_Aim_: Filter the records below down to lines containing "garlic".

_The data_:
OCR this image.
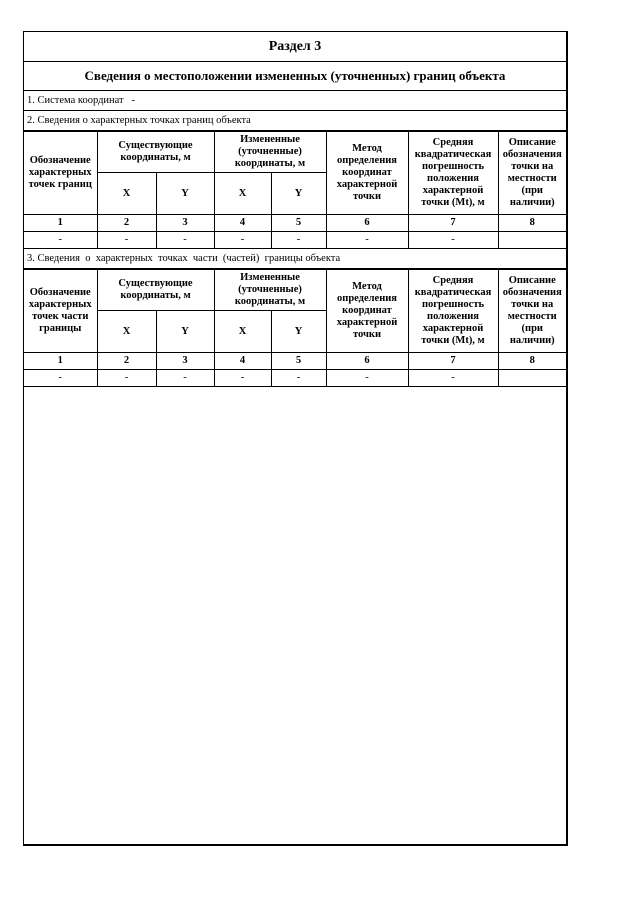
Раздел 3
Сведения о местоположении измененных (уточненных) границ объекта
1. Система координат   -
2. Сведения о характерных точках границ объекта
Обозначение характерных точек границ	Существующие координаты, м		Измененные (уточненные) координаты, м		Метод определения координат характерной точки	Средняя квадратическая погрешность положения характерной точки (Mt), м	Описание обозначения точки на местности (при наличии)
	X	Y	X	Y			
1	2	3	4	5	6	7	8
-	-	-	-	-	-	-	
3. Сведения  о  характерных  точках  части  (частей)  границы объекта
Обозначение характерных точек части границы	Существующие координаты, м		Измененные (уточненные) координаты, м		Метод определения координат характерной точки	Средняя квадратическая погрешность положения характерной точки (Mt), м	Описание обозначения точки на местности (при наличии)
	X	Y	X	Y			
1	2	3	4	5	6	7	8
-	-	-	-	-	-	-	
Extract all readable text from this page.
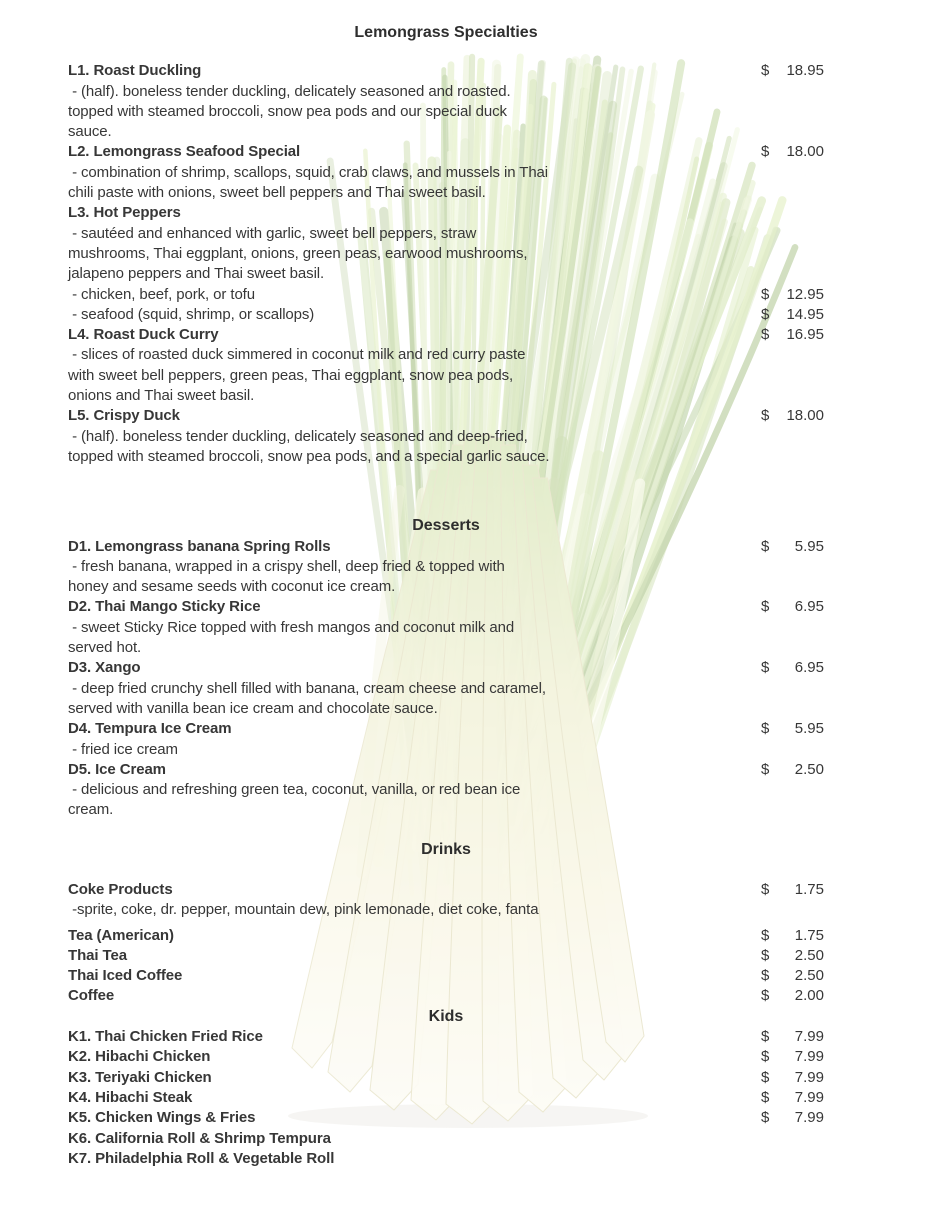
Lemongrass Specialties
L1. Roast Duckling	$ 18.95
- (half). boneless tender duckling, delicately seasoned and roasted.
topped with steamed broccoli, snow pea pods and our special duck
sauce.
L2. Lemongrass Seafood Special	$ 18.00
- combination of shrimp, scallops, squid, crab claws, and mussels in Thai
chili paste with onions, sweet bell peppers and Thai sweet basil.
L3. Hot Peppers
- sautéed and enhanced with garlic, sweet bell peppers, straw
mushrooms, Thai eggplant, onions, green peas, earwood mushrooms,
jalapeno peppers and Thai sweet basil.
- chicken, beef, pork, or tofu	$ 12.95
- seafood (squid, shrimp, or scallops)	$ 14.95
L4. Roast Duck Curry	$ 16.95
- slices of roasted duck simmered in coconut milk and red curry paste
with sweet bell peppers, green peas, Thai eggplant, snow pea pods,
onions and Thai sweet basil.
L5. Crispy Duck	$ 18.00
- (half). boneless tender duckling, delicately seasoned and deep-fried,
topped with steamed broccoli, snow pea pods, and a special garlic sauce.
Desserts
D1. Lemongrass banana Spring Rolls	$ 5.95
- fresh banana, wrapped in a crispy shell, deep fried & topped with
honey and sesame seeds with coconut ice cream.
D2. Thai Mango Sticky Rice	$ 6.95
- sweet Sticky Rice topped with fresh mangos and coconut milk and
served hot.
D3. Xango	$ 6.95
- deep fried crunchy shell filled with banana, cream cheese and caramel,
served with vanilla bean ice cream and chocolate sauce.
D4. Tempura Ice Cream	$ 5.95
- fried ice cream
D5. Ice Cream	$ 2.50
- delicious and refreshing green tea, coconut, vanilla, or red bean ice
cream.
Drinks
Coke Products	$ 1.75
-sprite, coke, dr. pepper, mountain dew, pink lemonade, diet coke, fanta
Tea (American)	$ 1.75
Thai Tea	$ 2.50
Thai Iced Coffee	$ 2.50
Coffee	$ 2.00
Kids
K1. Thai Chicken Fried Rice	$ 7.99
K2. Hibachi Chicken	$ 7.99
K3. Teriyaki Chicken	$ 7.99
K4. Hibachi Steak	$ 7.99
K5. Chicken Wings & Fries	$ 7.99
K6. California Roll & Shrimp Tempura
K7. Philadelphia Roll & Vegetable Roll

_Solved exercise_:
- sautéed and enhanced with garlic, sweet bell peppers, straw
topped with steamed broccoli, snow pea pods, and a special garlic sauce.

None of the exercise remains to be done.